§ **Description of the task**: From the listing, collect all lines containing the word "label".

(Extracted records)

** START **

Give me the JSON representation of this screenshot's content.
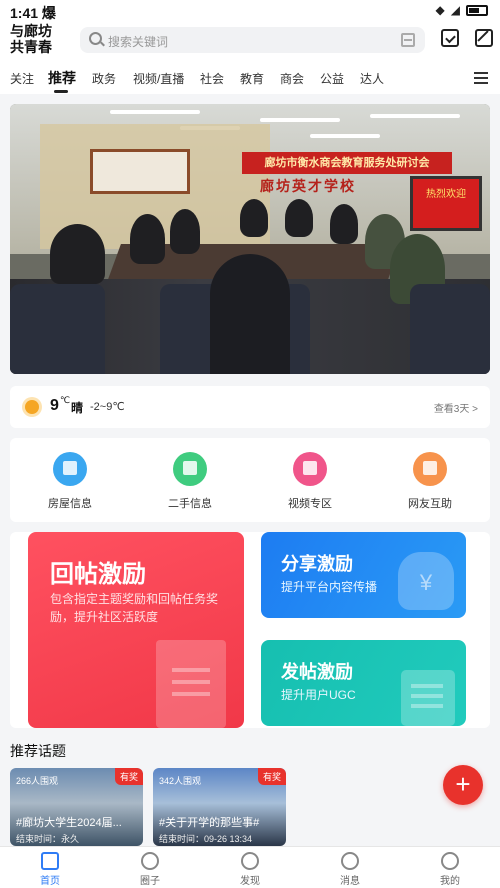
{
  "status_bar": {
    "time": "1:41",
    "indicator": "爆"
  },
  "header": {
    "logo_line1": "与廊坊",
    "logo_line2": "共青春",
    "search_placeholder": "搜索关键词"
  },
  "nav": {
    "tabs": [
      "关注",
      "推荐",
      "政务",
      "视频/直播",
      "社会",
      "教育",
      "商会",
      "公益",
      "达人"
    ],
    "active_index": 1
  },
  "banner": {
    "strip_text": "廊坊市衡水商会教育服务处研讨会",
    "school_text": "廊坊英才学校",
    "screen_text": "热烈欢迎"
  },
  "weather": {
    "temp": "9",
    "unit": "℃",
    "condition": "晴",
    "range": "-2~9℃",
    "more": "查看3天 >"
  },
  "shortcuts": [
    {
      "label": "房屋信息",
      "color": "#3aa7f0"
    },
    {
      "label": "二手信息",
      "color": "#3fcc7f"
    },
    {
      "label": "视频专区",
      "color": "#f0558a"
    },
    {
      "label": "网友互助",
      "color": "#f7934c"
    }
  ],
  "promo": {
    "reply": {
      "title": "回帖激励",
      "desc": "包含指定主题奖励和回帖任务奖励，提升社区活跃度"
    },
    "share": {
      "title": "分享激励",
      "sub": "提升平台内容传播",
      "icon_symbol": "¥"
    },
    "post": {
      "title": "发帖激励",
      "sub": "提升用户UGC"
    }
  },
  "topics": {
    "title": "推荐话题",
    "items": [
      {
        "views": "266人围观",
        "badge": "有奖",
        "name": "#廊坊大学生2024届...",
        "end": "结束时间：永久"
      },
      {
        "views": "342人围观",
        "badge": "有奖",
        "name": "#关于开学的那些事#",
        "end": "结束时间：09-26 13:34"
      }
    ]
  },
  "fab": {
    "symbol": "+"
  },
  "tabbar": {
    "items": [
      "首页",
      "圈子",
      "发现",
      "消息",
      "我的"
    ],
    "active_index": 0
  }
}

** END **

§ **Solution**:
      "label": "房屋信息",
      "label": "二手信息",
      "label": "视频专区",
      "label": "网友互助",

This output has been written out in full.